Every record here should be printed again exactly.

[Items listed in a dataset]
################

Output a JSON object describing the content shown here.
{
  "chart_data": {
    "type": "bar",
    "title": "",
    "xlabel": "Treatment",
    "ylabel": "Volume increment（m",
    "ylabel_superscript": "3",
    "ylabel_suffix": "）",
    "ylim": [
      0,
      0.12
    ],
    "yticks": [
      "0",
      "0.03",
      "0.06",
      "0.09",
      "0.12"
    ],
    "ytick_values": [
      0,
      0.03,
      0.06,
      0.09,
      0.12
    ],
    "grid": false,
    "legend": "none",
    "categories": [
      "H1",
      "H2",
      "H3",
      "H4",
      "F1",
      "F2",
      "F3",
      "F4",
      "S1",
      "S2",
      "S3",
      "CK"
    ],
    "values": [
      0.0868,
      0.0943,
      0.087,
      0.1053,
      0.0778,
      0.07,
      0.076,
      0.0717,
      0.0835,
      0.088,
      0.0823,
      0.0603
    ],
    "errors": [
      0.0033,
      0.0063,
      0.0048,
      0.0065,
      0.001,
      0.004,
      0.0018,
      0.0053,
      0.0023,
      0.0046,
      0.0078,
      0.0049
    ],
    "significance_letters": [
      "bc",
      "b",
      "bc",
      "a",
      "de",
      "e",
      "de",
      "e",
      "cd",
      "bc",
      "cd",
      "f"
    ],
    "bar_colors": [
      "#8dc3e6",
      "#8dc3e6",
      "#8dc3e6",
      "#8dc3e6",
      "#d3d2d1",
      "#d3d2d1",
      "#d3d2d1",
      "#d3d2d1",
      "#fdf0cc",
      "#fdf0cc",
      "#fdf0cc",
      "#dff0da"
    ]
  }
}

################

● **The reply**
Output a JSON object describing the content shown here.
{
  "chart_data": {
    "type": "bar",
    "title": "",
    "xlabel": "Treatment",
    "ylabel": "Volume increment（m",
    "ylabel_superscript": "3",
    "ylabel_suffix": "）",
    "ylim": [
      0,
      0.12
    ],
    "yticks": [
      "0",
      "0.03",
      "0.06",
      "0.09",
      "0.12"
    ],
    "ytick_values": [
      0,
      0.03,
      0.06,
      0.09,
      0.12
    ],
    "grid": false,
    "legend": "none",
    "categories": [
      "H1",
      "H2",
      "H3",
      "H4",
      "F1",
      "F2",
      "F3",
      "F4",
      "S1",
      "S2",
      "S3",
      "CK"
    ],
    "values": [
      0.0868,
      0.0943,
      0.087,
      0.1053,
      0.0778,
      0.07,
      0.076,
      0.0717,
      0.0835,
      0.088,
      0.0823,
      0.0603
    ],
    "errors": [
      0.0033,
      0.0063,
      0.0048,
      0.0065,
      0.001,
      0.004,
      0.0018,
      0.0053,
      0.0023,
      0.0046,
      0.0078,
      0.0049
    ],
    "significance_letters": [
      "bc",
      "b",
      "bc",
      "a",
      "de",
      "e",
      "de",
      "e",
      "cd",
      "bc",
      "cd",
      "f"
    ],
    "bar_colors": [
      "#8dc3e6",
      "#8dc3e6",
      "#8dc3e6",
      "#8dc3e6",
      "#d3d2d1",
      "#d3d2d1",
      "#d3d2d1",
      "#d3d2d1",
      "#fdf0cc",
      "#fdf0cc",
      "#fdf0cc",
      "#dff0da"
    ]
  }
}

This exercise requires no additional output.